** START DATA FOR PROCESSING **

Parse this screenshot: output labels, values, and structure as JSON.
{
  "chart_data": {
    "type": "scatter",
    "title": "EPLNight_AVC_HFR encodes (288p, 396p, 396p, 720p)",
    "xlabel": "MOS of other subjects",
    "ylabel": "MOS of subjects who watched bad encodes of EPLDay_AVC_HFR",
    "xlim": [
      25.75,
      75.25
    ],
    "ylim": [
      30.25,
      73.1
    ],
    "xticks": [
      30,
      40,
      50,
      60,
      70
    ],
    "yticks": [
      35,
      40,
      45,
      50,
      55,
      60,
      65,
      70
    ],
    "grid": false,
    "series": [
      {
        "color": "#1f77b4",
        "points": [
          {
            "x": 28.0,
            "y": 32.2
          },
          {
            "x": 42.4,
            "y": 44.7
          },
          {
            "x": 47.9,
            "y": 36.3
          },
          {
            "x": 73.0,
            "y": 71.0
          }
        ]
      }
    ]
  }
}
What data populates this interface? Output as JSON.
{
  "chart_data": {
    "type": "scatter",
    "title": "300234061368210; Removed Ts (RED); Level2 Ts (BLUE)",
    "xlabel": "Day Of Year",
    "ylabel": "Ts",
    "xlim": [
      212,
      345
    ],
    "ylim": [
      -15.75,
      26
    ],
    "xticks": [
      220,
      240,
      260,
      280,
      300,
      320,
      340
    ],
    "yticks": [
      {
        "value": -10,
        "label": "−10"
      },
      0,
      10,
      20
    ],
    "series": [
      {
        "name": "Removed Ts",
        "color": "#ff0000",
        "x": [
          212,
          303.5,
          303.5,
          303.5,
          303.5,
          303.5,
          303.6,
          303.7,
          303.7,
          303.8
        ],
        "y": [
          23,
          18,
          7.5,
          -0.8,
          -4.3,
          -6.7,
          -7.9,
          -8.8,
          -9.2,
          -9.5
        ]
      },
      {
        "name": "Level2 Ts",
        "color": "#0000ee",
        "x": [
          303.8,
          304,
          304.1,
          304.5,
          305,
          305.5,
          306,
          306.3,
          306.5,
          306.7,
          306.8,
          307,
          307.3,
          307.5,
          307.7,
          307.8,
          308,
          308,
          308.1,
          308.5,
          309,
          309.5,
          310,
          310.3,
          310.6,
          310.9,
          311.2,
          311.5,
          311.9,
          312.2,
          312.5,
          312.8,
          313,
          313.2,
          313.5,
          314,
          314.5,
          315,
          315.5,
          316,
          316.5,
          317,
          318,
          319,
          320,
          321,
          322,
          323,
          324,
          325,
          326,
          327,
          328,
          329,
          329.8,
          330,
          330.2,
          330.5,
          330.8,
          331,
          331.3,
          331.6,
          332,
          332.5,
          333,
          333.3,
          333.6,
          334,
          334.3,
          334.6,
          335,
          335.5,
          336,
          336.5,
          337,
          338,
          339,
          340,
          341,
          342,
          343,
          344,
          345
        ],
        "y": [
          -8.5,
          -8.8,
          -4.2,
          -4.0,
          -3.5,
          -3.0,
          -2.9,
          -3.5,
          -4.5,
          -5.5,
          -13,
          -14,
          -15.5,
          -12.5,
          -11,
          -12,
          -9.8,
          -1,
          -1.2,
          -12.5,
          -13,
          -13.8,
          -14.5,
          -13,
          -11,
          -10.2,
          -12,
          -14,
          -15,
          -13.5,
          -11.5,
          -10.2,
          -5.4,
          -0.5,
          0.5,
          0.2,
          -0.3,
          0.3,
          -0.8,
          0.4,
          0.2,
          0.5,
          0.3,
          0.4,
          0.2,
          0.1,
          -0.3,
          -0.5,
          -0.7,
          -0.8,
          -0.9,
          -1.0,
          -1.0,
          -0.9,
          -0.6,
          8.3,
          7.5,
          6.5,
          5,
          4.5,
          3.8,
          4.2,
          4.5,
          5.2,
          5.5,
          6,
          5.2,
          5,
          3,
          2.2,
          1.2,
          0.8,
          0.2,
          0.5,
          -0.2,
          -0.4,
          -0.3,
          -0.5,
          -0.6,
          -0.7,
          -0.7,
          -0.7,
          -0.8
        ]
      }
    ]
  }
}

** END DATA FOR PROCESSING **

> [CHALLENGE] State the number of lines that contain the string "JSON", with no other words.

> [SOLUTION TO THE PROBLEM] 2